Chart and figure data
=====
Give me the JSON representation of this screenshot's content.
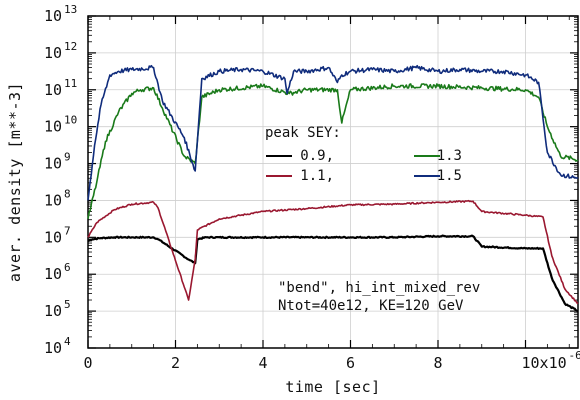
{
  "chart_data": {
    "type": "line",
    "title": "",
    "xlabel": "time [sec]",
    "ylabel": "aver. density [m**-3]",
    "x_scale": "linear",
    "y_scale": "log",
    "xlim": [
      0,
      1.12e-05
    ],
    "ylim_log10": [
      4,
      13
    ],
    "x_tick_labels": [
      "0",
      "2",
      "4",
      "6",
      "8",
      "10x10"
    ],
    "x_tick_values": [
      0,
      2e-06,
      4e-06,
      6e-06,
      8e-06,
      1e-05
    ],
    "x_exponent_label": "-6",
    "y_tick_exponents": [
      4,
      5,
      6,
      7,
      8,
      9,
      10,
      11,
      12,
      13
    ],
    "y_tick_base": "10",
    "grid": true,
    "legend": {
      "title": "peak SEY:",
      "placement": "center-right",
      "entries": [
        {
          "label": "0.9,",
          "color": "#000000"
        },
        {
          "label": "1.3",
          "color": "#1a7a1a"
        },
        {
          "label": "1.1,",
          "color": "#9a1830"
        },
        {
          "label": "1.5",
          "color": "#102c7c"
        }
      ]
    },
    "annotations": [
      "\"bend\", hi_int_mixed_rev",
      "Ntot=40e12, KE=120 GeV"
    ],
    "series": [
      {
        "name": "0.9",
        "color": "#000000",
        "x_us": [
          0.0,
          0.1,
          0.3,
          0.6,
          1.0,
          1.5,
          1.6,
          2.3,
          2.45,
          2.5,
          2.7,
          3.0,
          4.0,
          5.0,
          6.0,
          7.0,
          8.0,
          8.8,
          9.0,
          10.0,
          10.4,
          10.6,
          10.9,
          11.2
        ],
        "log10_y": [
          6.9,
          6.95,
          6.98,
          7.0,
          7.0,
          7.0,
          6.95,
          6.4,
          6.3,
          6.95,
          7.0,
          7.0,
          7.0,
          7.0,
          7.0,
          7.0,
          7.03,
          7.03,
          6.75,
          6.7,
          6.7,
          5.9,
          5.2,
          5.0
        ]
      },
      {
        "name": "1.1",
        "color": "#9a1830",
        "x_us": [
          0.0,
          0.2,
          0.6,
          1.0,
          1.5,
          1.6,
          2.3,
          2.45,
          2.5,
          3.0,
          4.0,
          5.0,
          6.0,
          7.0,
          8.0,
          8.8,
          9.0,
          10.0,
          10.4,
          10.6,
          10.9,
          11.2
        ],
        "log10_y": [
          7.0,
          7.4,
          7.75,
          7.9,
          7.95,
          7.8,
          5.3,
          6.4,
          7.2,
          7.5,
          7.7,
          7.78,
          7.88,
          7.9,
          7.95,
          7.98,
          7.7,
          7.6,
          7.55,
          6.5,
          5.6,
          5.2
        ]
      },
      {
        "name": "1.3",
        "color": "#1a7a1a",
        "x_us": [
          0.0,
          0.2,
          0.4,
          0.7,
          1.0,
          1.2,
          1.5,
          1.7,
          2.2,
          2.45,
          2.6,
          3.0,
          4.0,
          4.6,
          5.0,
          5.7,
          5.8,
          6.0,
          7.0,
          8.0,
          9.0,
          10.0,
          10.3,
          10.5,
          10.8,
          11.2
        ],
        "log10_y": [
          7.5,
          8.5,
          9.6,
          10.4,
          10.9,
          11.0,
          11.05,
          10.5,
          9.2,
          9.0,
          10.8,
          11.0,
          11.1,
          10.9,
          11.0,
          11.0,
          10.1,
          11.0,
          11.1,
          11.1,
          11.05,
          11.0,
          10.8,
          10.0,
          9.2,
          9.1
        ]
      },
      {
        "name": "1.5",
        "color": "#102c7c",
        "x_us": [
          0.0,
          0.15,
          0.3,
          0.5,
          0.7,
          1.0,
          1.5,
          1.7,
          2.2,
          2.45,
          2.6,
          3.0,
          3.5,
          4.0,
          4.5,
          4.55,
          4.7,
          5.0,
          5.5,
          5.7,
          5.8,
          6.0,
          6.5,
          7.0,
          7.5,
          8.0,
          8.5,
          9.0,
          9.5,
          10.0,
          10.3,
          10.5,
          10.8,
          11.2
        ],
        "log10_y": [
          8.0,
          9.5,
          10.6,
          11.4,
          11.5,
          11.55,
          11.6,
          10.7,
          9.7,
          8.8,
          11.3,
          11.5,
          11.55,
          11.5,
          11.3,
          10.9,
          11.5,
          11.5,
          11.6,
          11.2,
          11.4,
          11.5,
          11.55,
          11.5,
          11.6,
          11.5,
          11.55,
          11.5,
          11.5,
          11.4,
          11.2,
          9.3,
          8.7,
          8.6
        ]
      }
    ]
  }
}
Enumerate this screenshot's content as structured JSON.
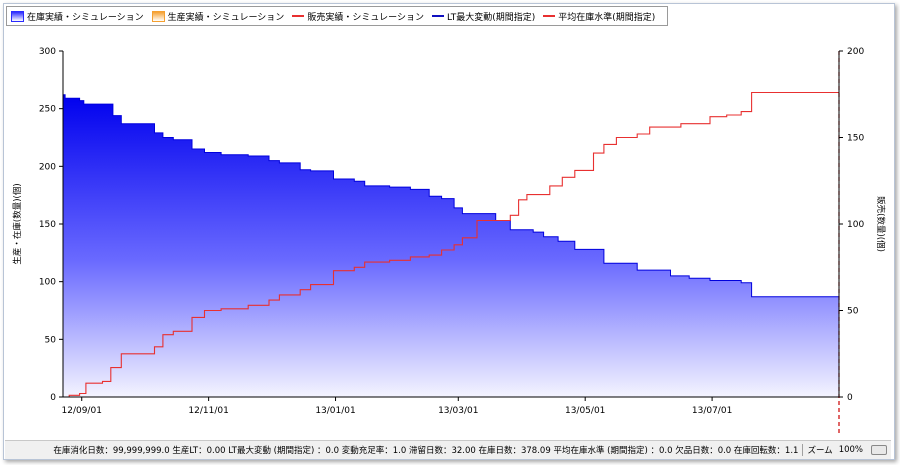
{
  "legend": [
    {
      "label": "在庫実績・シミュレーション",
      "kind": "area",
      "color": "#2b2bff"
    },
    {
      "label": "生産実績・シミュレーション",
      "kind": "area",
      "color": "#f5a030"
    },
    {
      "label": "販売実績・シミュレーション",
      "kind": "line",
      "color": "#e83030"
    },
    {
      "label": "LT最大変動(期間指定)",
      "kind": "line",
      "color": "#1010c0"
    },
    {
      "label": "平均在庫水準(期間指定)",
      "kind": "line",
      "color": "#e83030"
    }
  ],
  "chart_data": {
    "type": "area",
    "ylabel": "生産・在庫(数量)(個)",
    "y2label": "販売(数量)(個)",
    "ylim": [
      0,
      300
    ],
    "y2lim": [
      0,
      200
    ],
    "yticks": [
      0,
      50,
      100,
      150,
      200,
      250,
      300
    ],
    "y2ticks": [
      0,
      50,
      100,
      150,
      200
    ],
    "xlim": [
      "2012-08-23",
      "2013-08-31"
    ],
    "xticks": [
      {
        "date": "2012-09-01",
        "label": "12/09/01"
      },
      {
        "date": "2012-11-01",
        "label": "12/11/01"
      },
      {
        "date": "2013-01-01",
        "label": "13/01/01"
      },
      {
        "date": "2013-03-01",
        "label": "13/03/01"
      },
      {
        "date": "2013-05-01",
        "label": "13/05/01"
      },
      {
        "date": "2013-07-01",
        "label": "13/07/01"
      }
    ],
    "series": [
      {
        "name": "在庫実績・シミュレーション",
        "axis": "left",
        "color": "#1a1aff",
        "points": [
          [
            "2012-08-23",
            262
          ],
          [
            "2012-08-24",
            259
          ],
          [
            "2012-08-31",
            257
          ],
          [
            "2012-09-02",
            254
          ],
          [
            "2012-09-16",
            244
          ],
          [
            "2012-09-20",
            237
          ],
          [
            "2012-10-06",
            229
          ],
          [
            "2012-10-10",
            225
          ],
          [
            "2012-10-15",
            223
          ],
          [
            "2012-10-24",
            215
          ],
          [
            "2012-10-30",
            212
          ],
          [
            "2012-11-07",
            210
          ],
          [
            "2012-11-20",
            209
          ],
          [
            "2012-11-30",
            205
          ],
          [
            "2012-12-05",
            203
          ],
          [
            "2012-12-15",
            197
          ],
          [
            "2012-12-20",
            196
          ],
          [
            "2012-12-31",
            189
          ],
          [
            "2013-01-10",
            187
          ],
          [
            "2013-01-15",
            183
          ],
          [
            "2013-01-27",
            182
          ],
          [
            "2013-02-06",
            180
          ],
          [
            "2013-02-15",
            174
          ],
          [
            "2013-02-21",
            172
          ],
          [
            "2013-02-27",
            164
          ],
          [
            "2013-03-03",
            159
          ],
          [
            "2013-03-19",
            153
          ],
          [
            "2013-03-26",
            145
          ],
          [
            "2013-04-06",
            143
          ],
          [
            "2013-04-11",
            139
          ],
          [
            "2013-04-18",
            135
          ],
          [
            "2013-04-26",
            128
          ],
          [
            "2013-05-10",
            116
          ],
          [
            "2013-05-26",
            110
          ],
          [
            "2013-06-11",
            105
          ],
          [
            "2013-06-20",
            103
          ],
          [
            "2013-06-30",
            101
          ],
          [
            "2013-07-15",
            99
          ],
          [
            "2013-07-20",
            87
          ],
          [
            "2013-08-31",
            87
          ]
        ]
      },
      {
        "name": "販売実績・シミュレーション",
        "axis": "right",
        "color": "#e83030",
        "points": [
          [
            "2012-08-23",
            0
          ],
          [
            "2012-08-26",
            1
          ],
          [
            "2012-08-31",
            2
          ],
          [
            "2012-09-03",
            8
          ],
          [
            "2012-09-11",
            9
          ],
          [
            "2012-09-15",
            17
          ],
          [
            "2012-09-20",
            25
          ],
          [
            "2012-10-06",
            29
          ],
          [
            "2012-10-10",
            36
          ],
          [
            "2012-10-15",
            38
          ],
          [
            "2012-10-24",
            46
          ],
          [
            "2012-10-30",
            50
          ],
          [
            "2012-11-07",
            51
          ],
          [
            "2012-11-20",
            53
          ],
          [
            "2012-11-30",
            56
          ],
          [
            "2012-12-05",
            59
          ],
          [
            "2012-12-15",
            62
          ],
          [
            "2012-12-20",
            65
          ],
          [
            "2012-12-31",
            73
          ],
          [
            "2013-01-10",
            75
          ],
          [
            "2013-01-15",
            78
          ],
          [
            "2013-01-27",
            79
          ],
          [
            "2013-02-06",
            81
          ],
          [
            "2013-02-15",
            82
          ],
          [
            "2013-02-21",
            85
          ],
          [
            "2013-02-27",
            88
          ],
          [
            "2013-03-03",
            92
          ],
          [
            "2013-03-10",
            102
          ],
          [
            "2013-03-26",
            105
          ],
          [
            "2013-03-30",
            114
          ],
          [
            "2013-04-03",
            117
          ],
          [
            "2013-04-14",
            122
          ],
          [
            "2013-04-20",
            127
          ],
          [
            "2013-04-26",
            131
          ],
          [
            "2013-05-05",
            141
          ],
          [
            "2013-05-10",
            146
          ],
          [
            "2013-05-16",
            150
          ],
          [
            "2013-05-26",
            152
          ],
          [
            "2013-06-01",
            156
          ],
          [
            "2013-06-16",
            158
          ],
          [
            "2013-06-30",
            162
          ],
          [
            "2013-07-08",
            163
          ],
          [
            "2013-07-15",
            165
          ],
          [
            "2013-07-20",
            176
          ],
          [
            "2013-08-31",
            176
          ]
        ]
      }
    ],
    "vertical_marker": {
      "date": "2013-08-31",
      "color": "#cc0000",
      "style": "dashed"
    }
  },
  "status": {
    "text": "在庫消化日数：99,999,999.0 生産LT：0.00 LT最大変動 (期間指定) ：0.0 変動充足率：1.0 滞留日数：32.00 在庫日数：378.09 平均在庫水準 (期間指定) ：0.0 欠品日数：0.0 在庫回転数：1.1",
    "zoom_label": "ズーム",
    "zoom_value": "100%"
  }
}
=====
• [YOUR INSTRUCTIONS]:
Choose all lines containing the string "シミュレーション" and copy them out.

• [COMPLETE ANSWER]:
      "label": "在庫実績・シミュレーション",
      "label": "生産実績・シミュレーション",
      "label": "販売実績・シミュレーション",
        "name": "在庫実績・シミュレーション",
        "name": "販売実績・シミュレーション",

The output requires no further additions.